**WRITTEN PROBLEM**: Only a number is wanted: how many lines in the records below contain "Pinellas"?

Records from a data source
%%
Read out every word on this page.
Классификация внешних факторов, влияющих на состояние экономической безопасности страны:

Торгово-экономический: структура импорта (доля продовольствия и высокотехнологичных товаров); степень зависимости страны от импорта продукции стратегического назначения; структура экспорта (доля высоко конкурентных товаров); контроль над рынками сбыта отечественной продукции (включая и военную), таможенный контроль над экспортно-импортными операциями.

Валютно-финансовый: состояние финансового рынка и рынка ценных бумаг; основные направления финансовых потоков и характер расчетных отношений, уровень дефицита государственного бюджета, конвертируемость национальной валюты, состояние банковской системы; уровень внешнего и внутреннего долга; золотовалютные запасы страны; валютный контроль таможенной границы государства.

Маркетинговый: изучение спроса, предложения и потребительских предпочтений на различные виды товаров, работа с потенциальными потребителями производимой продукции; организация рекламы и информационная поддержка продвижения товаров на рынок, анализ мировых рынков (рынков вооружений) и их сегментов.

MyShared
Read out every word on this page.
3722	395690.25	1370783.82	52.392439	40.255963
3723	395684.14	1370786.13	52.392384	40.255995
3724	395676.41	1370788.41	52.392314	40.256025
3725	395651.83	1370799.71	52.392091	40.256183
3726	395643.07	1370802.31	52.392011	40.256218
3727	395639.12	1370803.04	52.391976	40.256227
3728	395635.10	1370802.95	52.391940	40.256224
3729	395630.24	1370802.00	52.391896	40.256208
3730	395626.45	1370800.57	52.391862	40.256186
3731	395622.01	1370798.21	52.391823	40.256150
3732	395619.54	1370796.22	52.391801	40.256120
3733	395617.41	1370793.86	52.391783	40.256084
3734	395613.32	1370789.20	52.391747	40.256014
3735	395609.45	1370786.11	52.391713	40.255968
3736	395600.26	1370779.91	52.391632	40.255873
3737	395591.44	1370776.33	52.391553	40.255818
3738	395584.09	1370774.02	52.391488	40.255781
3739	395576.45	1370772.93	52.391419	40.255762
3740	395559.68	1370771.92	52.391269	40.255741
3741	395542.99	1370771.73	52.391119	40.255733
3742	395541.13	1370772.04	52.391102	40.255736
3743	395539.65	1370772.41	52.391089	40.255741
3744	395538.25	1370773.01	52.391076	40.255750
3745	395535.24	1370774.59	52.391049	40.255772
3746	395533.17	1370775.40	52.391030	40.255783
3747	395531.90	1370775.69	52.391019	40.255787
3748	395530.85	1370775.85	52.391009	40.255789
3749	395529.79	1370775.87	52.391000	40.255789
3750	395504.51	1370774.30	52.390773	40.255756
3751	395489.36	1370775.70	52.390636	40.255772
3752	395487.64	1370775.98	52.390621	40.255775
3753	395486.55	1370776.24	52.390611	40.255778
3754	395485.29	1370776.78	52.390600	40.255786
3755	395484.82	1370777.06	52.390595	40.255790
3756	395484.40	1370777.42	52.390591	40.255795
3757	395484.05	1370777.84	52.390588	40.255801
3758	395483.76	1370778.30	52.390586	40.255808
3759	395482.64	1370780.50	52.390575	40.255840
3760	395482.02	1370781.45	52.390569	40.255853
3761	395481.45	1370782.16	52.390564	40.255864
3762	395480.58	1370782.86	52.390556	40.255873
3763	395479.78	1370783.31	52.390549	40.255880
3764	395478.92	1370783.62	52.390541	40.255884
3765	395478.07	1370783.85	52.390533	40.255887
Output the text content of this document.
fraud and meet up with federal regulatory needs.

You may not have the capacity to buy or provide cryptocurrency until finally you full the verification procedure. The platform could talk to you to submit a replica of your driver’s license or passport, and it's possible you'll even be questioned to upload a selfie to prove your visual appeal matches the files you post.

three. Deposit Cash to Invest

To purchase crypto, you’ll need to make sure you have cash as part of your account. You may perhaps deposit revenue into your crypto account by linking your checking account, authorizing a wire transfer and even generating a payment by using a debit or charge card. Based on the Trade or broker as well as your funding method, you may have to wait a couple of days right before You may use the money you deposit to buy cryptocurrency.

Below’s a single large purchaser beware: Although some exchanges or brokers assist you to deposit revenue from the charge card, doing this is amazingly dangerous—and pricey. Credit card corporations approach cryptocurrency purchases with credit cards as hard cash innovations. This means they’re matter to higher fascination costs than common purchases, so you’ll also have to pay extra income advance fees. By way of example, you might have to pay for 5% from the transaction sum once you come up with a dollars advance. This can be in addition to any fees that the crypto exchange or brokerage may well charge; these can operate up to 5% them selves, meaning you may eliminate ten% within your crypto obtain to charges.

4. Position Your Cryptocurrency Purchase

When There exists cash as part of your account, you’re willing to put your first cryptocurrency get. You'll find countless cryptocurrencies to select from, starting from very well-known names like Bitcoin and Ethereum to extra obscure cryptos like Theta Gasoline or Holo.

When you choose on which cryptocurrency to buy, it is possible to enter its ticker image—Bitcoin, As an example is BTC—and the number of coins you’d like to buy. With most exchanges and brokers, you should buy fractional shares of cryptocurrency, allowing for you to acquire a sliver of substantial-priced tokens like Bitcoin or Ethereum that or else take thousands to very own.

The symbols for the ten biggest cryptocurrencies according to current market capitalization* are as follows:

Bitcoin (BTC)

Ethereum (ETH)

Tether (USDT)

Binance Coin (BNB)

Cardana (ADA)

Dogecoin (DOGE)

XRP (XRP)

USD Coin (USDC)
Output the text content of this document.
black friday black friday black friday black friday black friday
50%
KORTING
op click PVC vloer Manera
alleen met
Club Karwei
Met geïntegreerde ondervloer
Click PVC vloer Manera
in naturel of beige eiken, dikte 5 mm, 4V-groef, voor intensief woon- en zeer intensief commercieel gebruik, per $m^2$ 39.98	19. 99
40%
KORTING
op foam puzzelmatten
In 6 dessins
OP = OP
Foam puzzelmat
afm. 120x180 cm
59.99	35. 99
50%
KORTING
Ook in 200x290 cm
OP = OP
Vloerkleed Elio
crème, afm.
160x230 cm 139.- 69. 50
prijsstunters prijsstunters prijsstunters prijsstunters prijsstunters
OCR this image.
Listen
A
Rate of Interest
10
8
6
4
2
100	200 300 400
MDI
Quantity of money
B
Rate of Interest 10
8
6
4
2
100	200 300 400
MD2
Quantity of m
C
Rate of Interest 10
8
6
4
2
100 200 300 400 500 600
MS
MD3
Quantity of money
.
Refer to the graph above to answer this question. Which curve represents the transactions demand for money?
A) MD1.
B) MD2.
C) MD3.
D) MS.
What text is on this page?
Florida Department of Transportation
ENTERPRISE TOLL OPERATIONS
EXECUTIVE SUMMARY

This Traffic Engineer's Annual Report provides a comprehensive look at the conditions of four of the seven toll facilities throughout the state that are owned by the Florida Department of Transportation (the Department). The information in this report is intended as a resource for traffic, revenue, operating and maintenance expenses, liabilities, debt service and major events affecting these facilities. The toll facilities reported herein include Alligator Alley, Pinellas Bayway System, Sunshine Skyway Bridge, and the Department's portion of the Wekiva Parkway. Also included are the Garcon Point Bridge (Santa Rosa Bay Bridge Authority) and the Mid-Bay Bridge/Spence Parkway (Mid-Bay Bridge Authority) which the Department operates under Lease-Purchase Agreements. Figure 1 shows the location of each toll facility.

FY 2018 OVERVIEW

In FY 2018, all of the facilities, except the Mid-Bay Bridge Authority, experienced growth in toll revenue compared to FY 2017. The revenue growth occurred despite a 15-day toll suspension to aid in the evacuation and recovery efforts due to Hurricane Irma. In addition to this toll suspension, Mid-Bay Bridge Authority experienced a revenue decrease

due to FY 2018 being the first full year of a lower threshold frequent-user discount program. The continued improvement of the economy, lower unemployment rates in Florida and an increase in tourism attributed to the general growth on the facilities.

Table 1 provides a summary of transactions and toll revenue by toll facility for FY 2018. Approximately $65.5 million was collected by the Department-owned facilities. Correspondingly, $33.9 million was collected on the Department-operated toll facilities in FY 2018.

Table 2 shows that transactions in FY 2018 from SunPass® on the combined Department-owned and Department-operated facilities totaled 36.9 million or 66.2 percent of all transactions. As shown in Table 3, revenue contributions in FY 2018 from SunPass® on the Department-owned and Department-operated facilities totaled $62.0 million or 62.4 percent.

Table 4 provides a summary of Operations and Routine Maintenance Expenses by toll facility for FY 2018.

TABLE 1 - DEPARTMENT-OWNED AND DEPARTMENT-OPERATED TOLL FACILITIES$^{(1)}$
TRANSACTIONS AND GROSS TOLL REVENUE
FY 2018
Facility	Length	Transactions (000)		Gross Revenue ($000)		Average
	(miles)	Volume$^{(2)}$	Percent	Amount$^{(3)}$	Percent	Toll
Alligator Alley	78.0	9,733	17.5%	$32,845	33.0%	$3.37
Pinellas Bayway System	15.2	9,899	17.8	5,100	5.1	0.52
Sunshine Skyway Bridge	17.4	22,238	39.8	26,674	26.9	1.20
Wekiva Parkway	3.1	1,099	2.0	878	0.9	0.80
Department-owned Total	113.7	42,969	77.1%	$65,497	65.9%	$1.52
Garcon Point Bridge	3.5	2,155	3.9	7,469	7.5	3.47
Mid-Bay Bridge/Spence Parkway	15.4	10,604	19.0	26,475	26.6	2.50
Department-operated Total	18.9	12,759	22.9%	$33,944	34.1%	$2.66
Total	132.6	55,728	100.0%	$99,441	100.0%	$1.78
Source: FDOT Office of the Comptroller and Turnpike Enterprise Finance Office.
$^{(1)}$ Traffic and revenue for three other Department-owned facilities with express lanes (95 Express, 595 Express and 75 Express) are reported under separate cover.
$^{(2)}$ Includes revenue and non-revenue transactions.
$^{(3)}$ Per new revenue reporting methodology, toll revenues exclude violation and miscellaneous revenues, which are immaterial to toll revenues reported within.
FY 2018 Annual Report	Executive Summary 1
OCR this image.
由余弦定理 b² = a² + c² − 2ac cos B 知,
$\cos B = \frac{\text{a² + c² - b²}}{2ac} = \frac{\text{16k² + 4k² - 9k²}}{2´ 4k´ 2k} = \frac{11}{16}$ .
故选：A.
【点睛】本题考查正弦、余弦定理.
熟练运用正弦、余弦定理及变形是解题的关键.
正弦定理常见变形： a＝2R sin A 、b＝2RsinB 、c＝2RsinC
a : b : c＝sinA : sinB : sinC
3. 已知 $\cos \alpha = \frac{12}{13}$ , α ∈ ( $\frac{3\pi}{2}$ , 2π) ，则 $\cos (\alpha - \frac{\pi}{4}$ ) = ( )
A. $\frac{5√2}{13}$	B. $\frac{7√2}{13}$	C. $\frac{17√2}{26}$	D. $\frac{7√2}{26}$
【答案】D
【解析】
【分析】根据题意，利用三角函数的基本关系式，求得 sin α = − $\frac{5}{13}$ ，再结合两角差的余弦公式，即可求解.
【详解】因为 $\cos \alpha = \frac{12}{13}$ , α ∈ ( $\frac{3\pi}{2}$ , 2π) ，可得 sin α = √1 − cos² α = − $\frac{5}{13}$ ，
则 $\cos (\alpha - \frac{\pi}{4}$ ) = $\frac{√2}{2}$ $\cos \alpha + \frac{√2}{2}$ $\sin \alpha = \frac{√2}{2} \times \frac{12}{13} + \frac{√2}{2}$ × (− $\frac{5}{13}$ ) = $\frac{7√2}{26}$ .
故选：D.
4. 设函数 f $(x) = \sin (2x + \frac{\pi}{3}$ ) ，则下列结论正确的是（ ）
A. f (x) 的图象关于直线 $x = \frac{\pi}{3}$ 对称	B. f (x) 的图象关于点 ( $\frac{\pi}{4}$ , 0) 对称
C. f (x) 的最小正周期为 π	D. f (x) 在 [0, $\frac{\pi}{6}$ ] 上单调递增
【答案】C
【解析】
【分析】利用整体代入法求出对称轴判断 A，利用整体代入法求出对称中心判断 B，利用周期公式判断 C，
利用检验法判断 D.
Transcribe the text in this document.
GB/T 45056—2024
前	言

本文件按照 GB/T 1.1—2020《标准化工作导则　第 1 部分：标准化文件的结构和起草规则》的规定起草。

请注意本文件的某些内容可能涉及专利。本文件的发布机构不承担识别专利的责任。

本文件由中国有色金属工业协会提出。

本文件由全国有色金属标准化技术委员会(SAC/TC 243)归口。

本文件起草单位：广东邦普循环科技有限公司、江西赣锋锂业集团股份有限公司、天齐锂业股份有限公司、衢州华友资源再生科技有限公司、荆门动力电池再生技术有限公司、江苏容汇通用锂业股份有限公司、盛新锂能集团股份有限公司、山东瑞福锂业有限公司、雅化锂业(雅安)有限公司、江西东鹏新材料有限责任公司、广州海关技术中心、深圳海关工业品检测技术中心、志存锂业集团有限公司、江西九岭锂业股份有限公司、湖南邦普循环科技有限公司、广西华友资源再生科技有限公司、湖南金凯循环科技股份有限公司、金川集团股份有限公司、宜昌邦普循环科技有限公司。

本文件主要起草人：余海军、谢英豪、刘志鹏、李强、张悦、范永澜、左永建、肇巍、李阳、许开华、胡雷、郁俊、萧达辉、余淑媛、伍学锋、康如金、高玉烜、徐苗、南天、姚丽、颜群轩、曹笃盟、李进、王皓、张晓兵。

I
%%
**PROBLEM SOLUTION**: 2